» Task statement
Scan the listing below and copy every line holding "数字转向".

------ Stored data ------

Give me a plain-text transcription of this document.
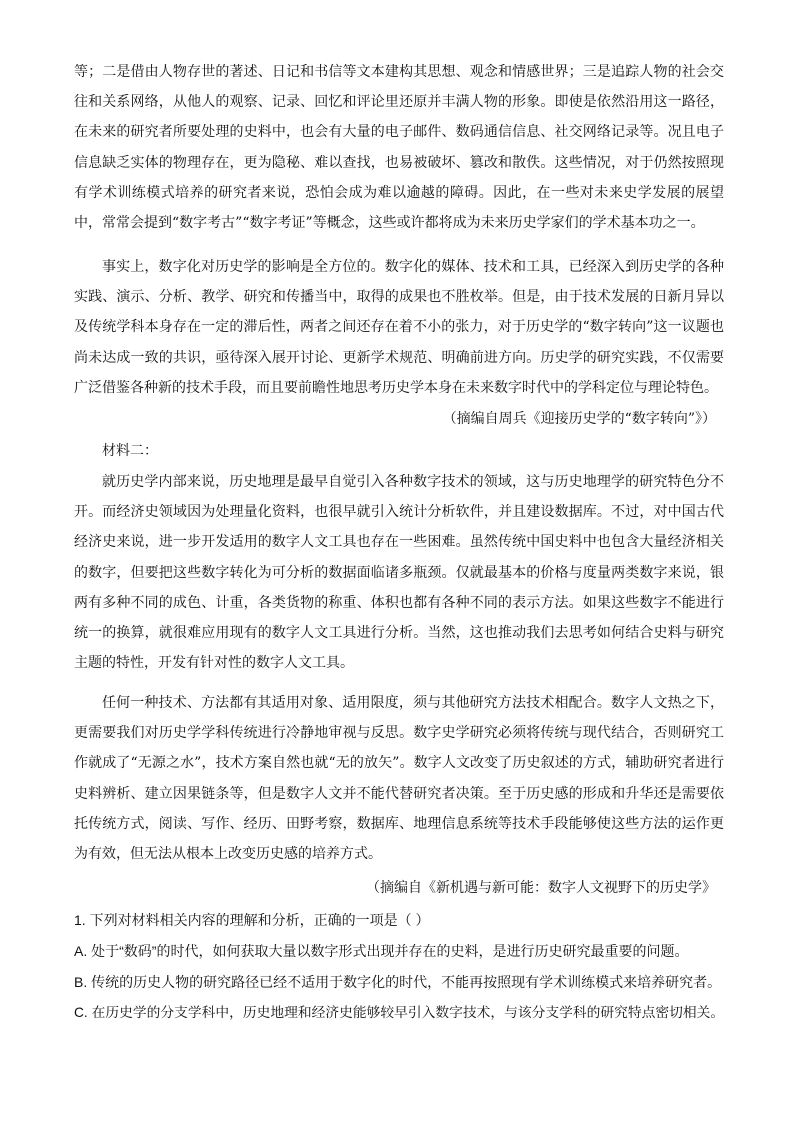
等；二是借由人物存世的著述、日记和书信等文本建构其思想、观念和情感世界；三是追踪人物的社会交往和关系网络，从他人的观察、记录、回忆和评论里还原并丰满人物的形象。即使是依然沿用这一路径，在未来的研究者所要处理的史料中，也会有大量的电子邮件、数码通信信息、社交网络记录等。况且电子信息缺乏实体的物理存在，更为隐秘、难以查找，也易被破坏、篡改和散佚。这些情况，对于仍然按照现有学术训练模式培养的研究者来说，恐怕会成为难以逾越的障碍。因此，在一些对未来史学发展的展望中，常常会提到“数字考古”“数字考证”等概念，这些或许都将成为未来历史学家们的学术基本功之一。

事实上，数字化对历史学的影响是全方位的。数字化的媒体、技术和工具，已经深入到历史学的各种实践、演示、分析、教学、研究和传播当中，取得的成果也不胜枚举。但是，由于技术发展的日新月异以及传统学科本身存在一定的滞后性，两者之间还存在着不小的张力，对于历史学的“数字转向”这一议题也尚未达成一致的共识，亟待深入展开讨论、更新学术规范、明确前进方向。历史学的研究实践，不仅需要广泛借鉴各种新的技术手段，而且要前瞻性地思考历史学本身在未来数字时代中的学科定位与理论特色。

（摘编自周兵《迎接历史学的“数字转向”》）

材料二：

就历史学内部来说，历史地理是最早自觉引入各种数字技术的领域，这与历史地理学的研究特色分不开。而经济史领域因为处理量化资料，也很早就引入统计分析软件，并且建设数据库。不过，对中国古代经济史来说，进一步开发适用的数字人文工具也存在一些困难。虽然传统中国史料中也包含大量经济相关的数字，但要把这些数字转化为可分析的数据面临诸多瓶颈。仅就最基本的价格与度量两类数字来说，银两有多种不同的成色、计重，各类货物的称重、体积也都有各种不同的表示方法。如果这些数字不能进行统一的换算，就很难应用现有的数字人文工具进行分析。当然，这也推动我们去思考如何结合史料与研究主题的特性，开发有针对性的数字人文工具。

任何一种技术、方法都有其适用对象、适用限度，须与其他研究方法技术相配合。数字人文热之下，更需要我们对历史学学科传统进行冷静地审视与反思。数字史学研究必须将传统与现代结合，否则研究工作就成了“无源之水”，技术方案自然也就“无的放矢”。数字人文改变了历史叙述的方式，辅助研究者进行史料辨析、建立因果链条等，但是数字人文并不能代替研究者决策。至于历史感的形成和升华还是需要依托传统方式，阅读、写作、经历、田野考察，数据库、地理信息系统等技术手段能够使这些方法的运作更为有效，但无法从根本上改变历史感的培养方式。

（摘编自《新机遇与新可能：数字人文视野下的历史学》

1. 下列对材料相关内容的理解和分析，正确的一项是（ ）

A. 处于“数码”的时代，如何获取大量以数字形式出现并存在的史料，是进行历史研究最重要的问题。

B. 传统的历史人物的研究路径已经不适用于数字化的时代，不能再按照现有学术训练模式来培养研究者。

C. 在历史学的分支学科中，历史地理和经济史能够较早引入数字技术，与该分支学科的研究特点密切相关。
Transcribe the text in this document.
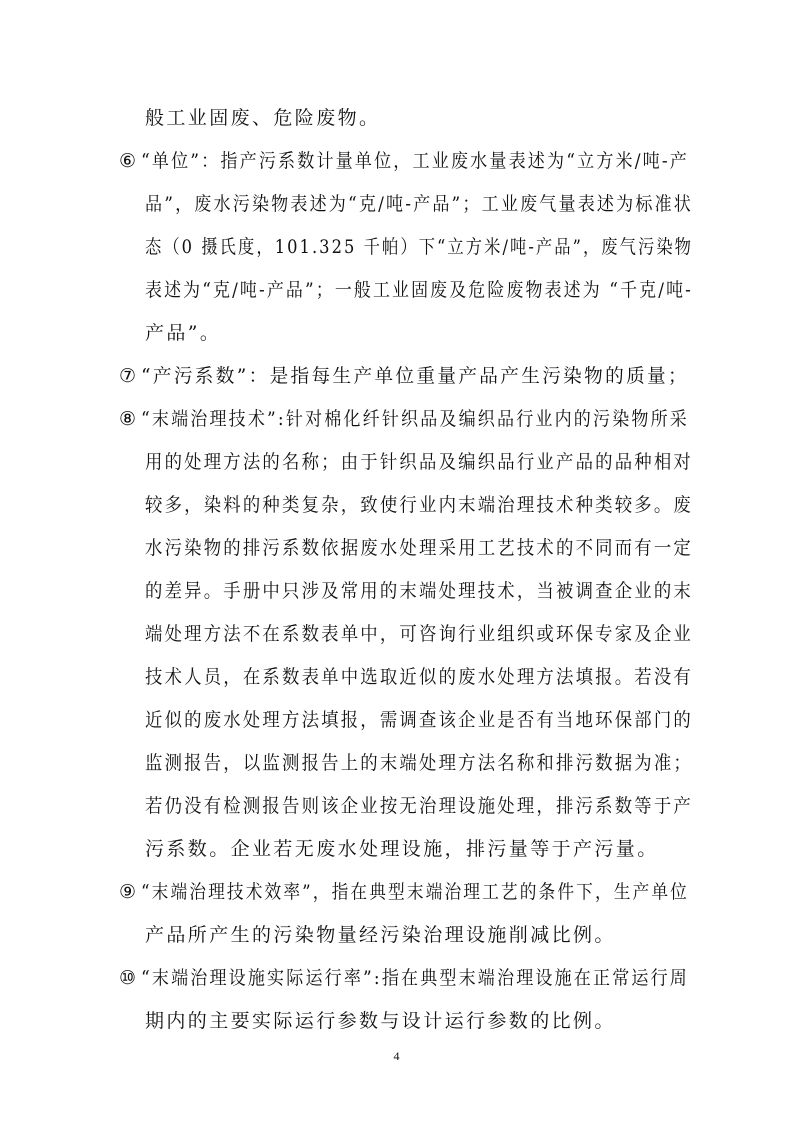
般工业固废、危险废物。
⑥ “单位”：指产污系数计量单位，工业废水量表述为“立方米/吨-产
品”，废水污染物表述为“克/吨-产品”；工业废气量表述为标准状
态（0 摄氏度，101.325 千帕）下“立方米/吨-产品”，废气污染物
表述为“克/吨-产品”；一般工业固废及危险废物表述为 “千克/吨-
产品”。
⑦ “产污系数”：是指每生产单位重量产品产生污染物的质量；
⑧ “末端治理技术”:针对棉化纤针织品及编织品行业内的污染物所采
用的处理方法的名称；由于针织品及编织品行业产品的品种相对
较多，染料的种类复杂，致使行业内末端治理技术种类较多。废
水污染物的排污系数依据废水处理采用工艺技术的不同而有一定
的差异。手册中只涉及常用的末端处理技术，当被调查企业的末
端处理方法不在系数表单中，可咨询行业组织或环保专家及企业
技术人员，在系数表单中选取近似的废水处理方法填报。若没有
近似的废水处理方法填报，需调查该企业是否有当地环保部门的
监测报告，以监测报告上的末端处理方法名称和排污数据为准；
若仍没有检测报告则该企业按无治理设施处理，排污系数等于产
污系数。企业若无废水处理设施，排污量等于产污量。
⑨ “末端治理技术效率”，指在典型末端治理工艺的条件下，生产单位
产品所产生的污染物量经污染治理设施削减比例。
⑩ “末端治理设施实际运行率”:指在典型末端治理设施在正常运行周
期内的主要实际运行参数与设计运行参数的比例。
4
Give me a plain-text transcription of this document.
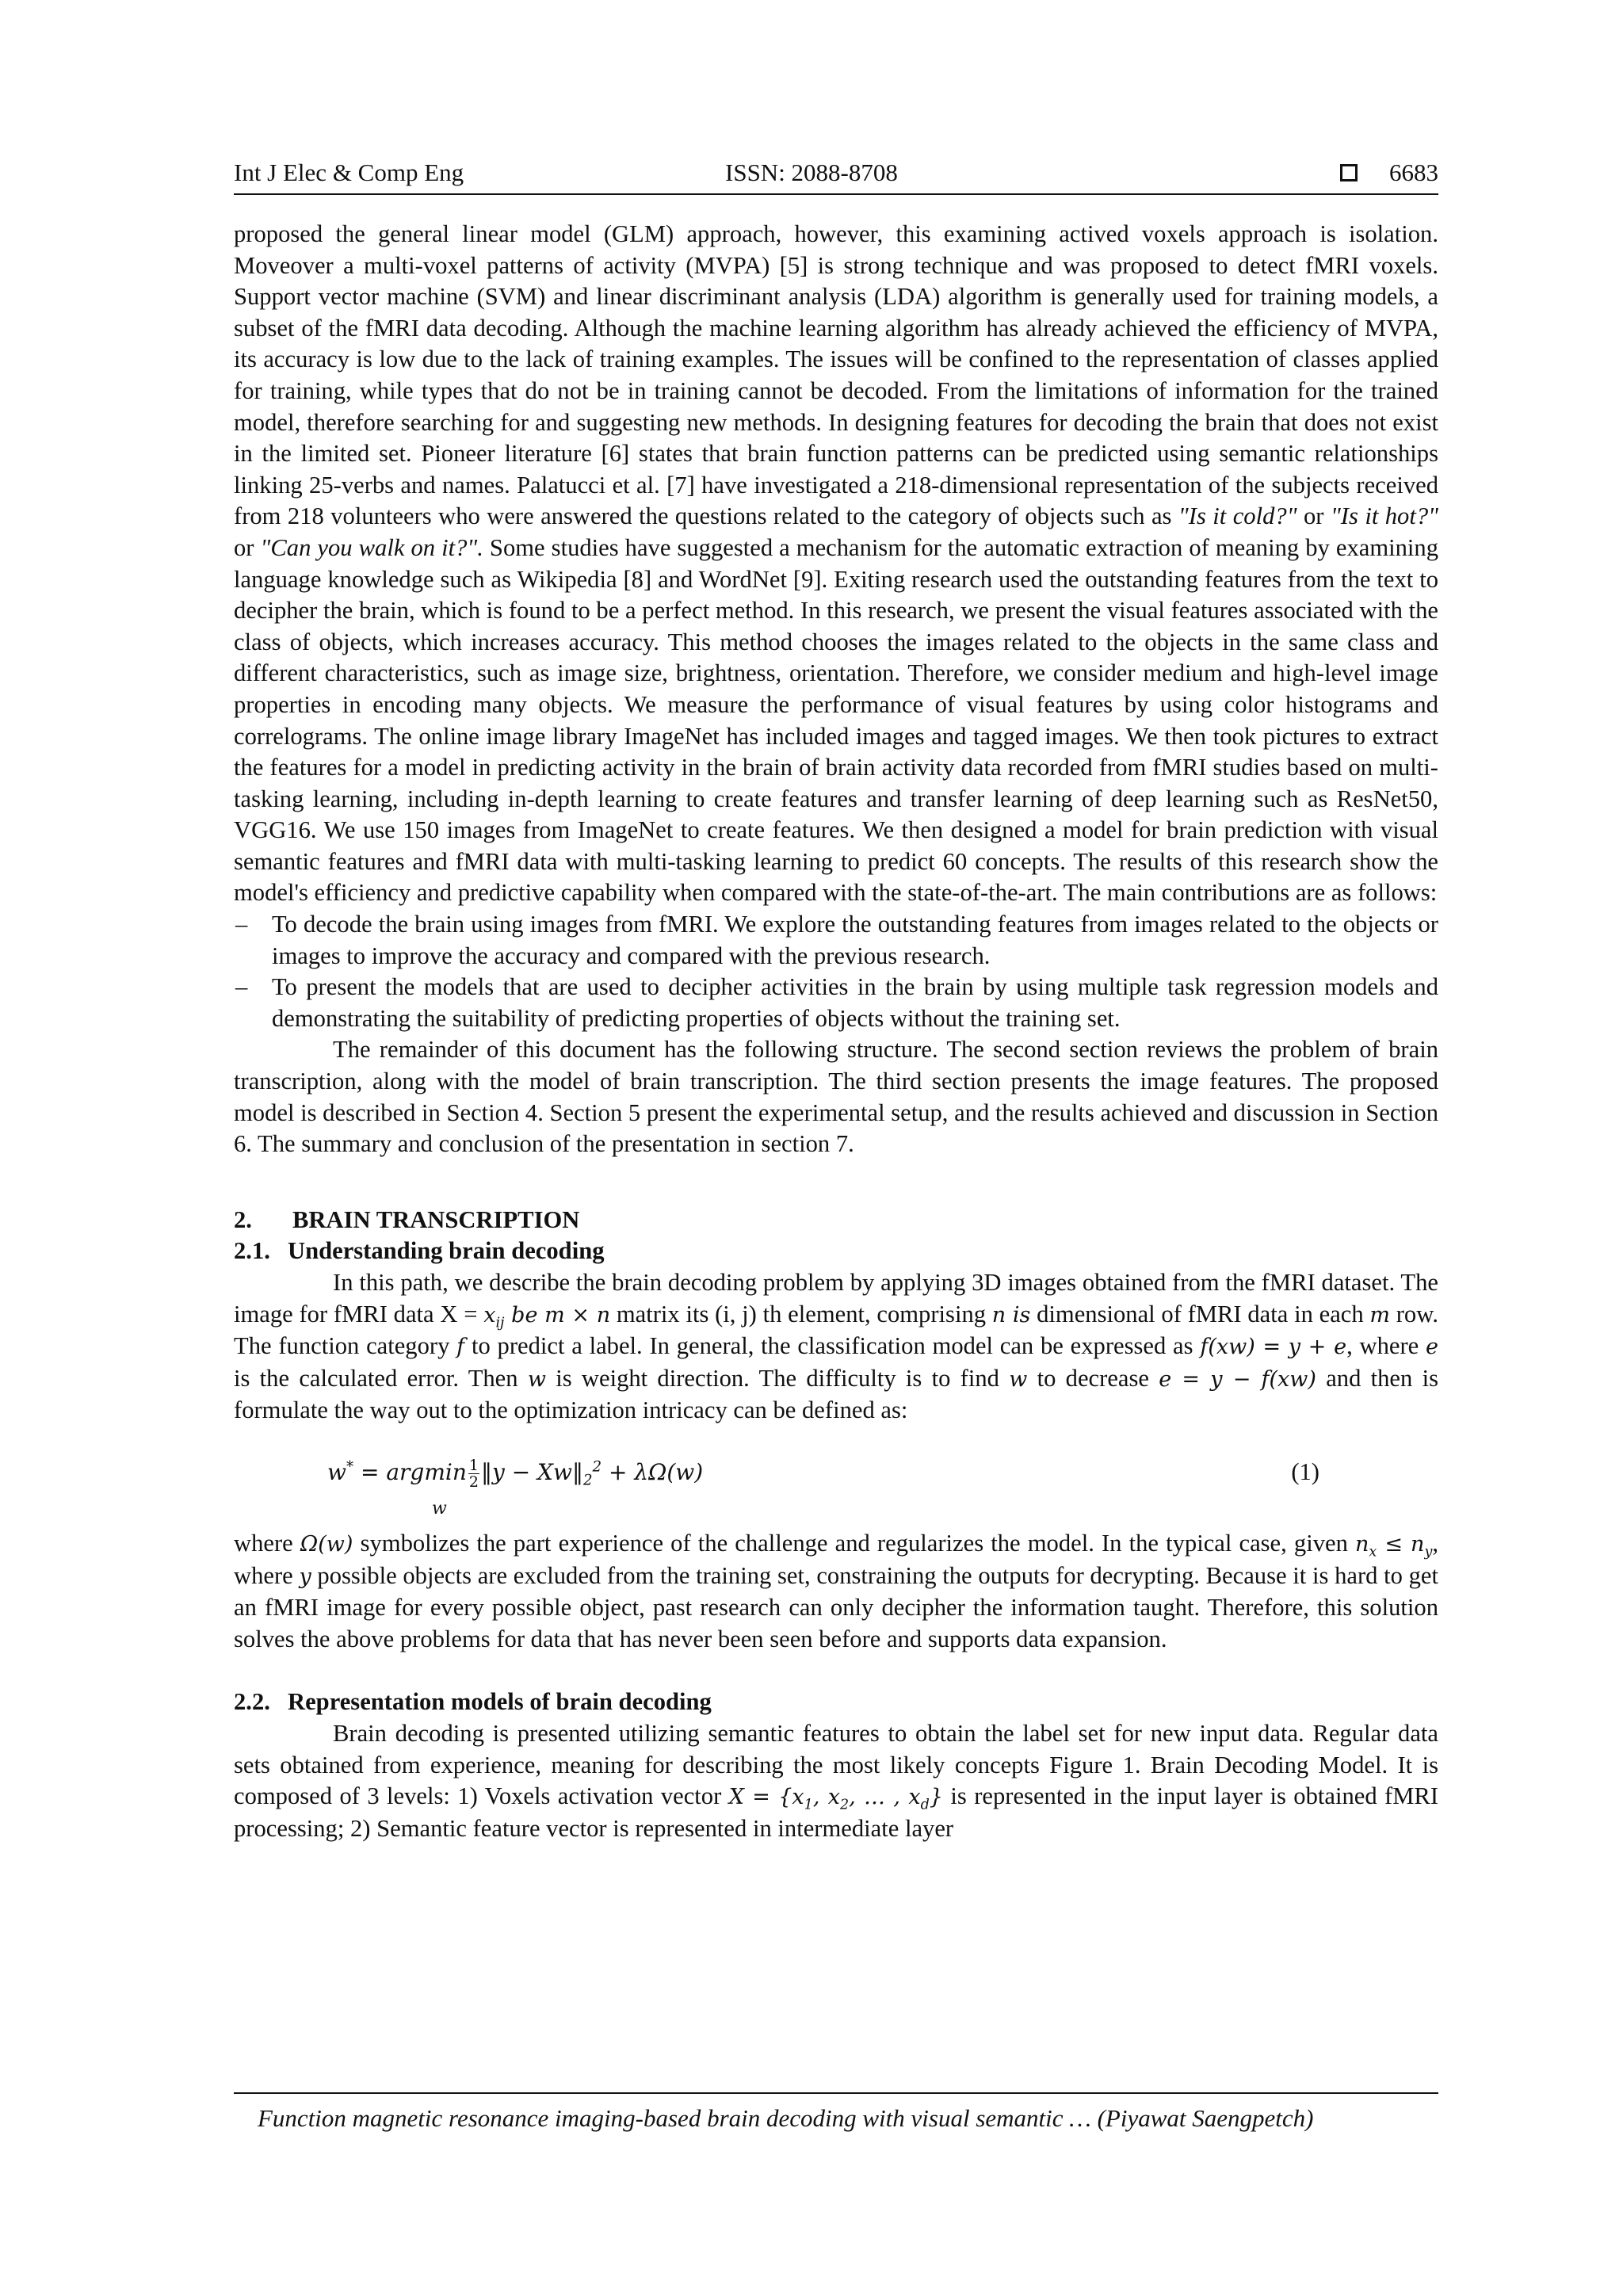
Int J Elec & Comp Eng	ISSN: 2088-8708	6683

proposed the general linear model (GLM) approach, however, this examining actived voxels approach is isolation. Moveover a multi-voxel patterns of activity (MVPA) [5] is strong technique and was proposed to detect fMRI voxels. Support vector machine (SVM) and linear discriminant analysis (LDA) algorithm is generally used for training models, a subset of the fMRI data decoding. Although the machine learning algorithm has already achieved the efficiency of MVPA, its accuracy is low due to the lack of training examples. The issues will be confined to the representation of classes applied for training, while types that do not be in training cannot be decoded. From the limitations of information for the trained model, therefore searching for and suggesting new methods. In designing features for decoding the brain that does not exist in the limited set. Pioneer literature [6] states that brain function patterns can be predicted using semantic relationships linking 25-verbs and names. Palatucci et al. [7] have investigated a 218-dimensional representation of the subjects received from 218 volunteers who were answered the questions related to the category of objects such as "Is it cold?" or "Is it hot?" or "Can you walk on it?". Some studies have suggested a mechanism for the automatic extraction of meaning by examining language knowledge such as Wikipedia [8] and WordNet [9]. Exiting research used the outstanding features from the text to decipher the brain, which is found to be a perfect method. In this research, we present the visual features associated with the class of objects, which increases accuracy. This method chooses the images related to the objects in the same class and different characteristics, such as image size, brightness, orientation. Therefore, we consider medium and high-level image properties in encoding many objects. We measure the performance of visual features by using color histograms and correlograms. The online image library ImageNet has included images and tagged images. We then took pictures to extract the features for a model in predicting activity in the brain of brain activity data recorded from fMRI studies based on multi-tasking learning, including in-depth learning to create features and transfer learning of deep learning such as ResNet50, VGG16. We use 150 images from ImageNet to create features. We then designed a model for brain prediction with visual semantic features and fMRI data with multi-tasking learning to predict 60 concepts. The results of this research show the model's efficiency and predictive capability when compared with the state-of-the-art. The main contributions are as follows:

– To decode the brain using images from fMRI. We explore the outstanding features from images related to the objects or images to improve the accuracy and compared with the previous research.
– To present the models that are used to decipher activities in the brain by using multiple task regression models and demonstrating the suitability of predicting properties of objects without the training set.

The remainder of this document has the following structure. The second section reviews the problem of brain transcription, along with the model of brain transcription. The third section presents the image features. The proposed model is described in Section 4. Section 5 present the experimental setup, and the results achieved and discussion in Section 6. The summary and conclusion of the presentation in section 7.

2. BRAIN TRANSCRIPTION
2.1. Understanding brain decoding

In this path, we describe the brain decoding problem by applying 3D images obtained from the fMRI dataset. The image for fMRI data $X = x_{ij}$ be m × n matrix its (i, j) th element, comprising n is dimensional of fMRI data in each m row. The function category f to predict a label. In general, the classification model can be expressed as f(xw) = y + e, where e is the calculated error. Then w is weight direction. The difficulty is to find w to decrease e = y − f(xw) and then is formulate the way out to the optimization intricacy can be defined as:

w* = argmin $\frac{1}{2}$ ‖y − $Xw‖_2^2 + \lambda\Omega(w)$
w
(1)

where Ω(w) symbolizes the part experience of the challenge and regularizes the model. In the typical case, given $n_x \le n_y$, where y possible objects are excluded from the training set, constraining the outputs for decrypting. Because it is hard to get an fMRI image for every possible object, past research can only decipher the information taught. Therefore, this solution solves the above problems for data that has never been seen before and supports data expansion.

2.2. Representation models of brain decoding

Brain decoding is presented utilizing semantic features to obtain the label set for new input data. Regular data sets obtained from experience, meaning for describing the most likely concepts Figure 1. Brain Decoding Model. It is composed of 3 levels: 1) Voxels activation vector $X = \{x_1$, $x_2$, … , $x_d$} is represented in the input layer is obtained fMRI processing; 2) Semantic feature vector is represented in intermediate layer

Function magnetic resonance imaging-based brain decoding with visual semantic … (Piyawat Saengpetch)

------

» Final result
事实上，数字化对历史学的影响是全方位的。数字化的媒体、技术和工具，已经深入到历史学的各种实践、演示、分析、教学、研究和传播当中，取得的成果也不胜枚举。但是，由于技术发展的日新月异以及传统学科本身存在一定的滞后性，两者之间还存在着不小的张力，对于历史学的“数字转向”这一议题也尚未达成一致的共识，亟待深入展开讨论、更新学术规范、明确前进方向。历史学的研究实践，不仅需要广泛借鉴各种新的技术手段，而且要前瞻性地思考历史学本身在未来数字时代中的学科定位与理论特色。
（摘编自周兵《迎接历史学的“数字转向”》）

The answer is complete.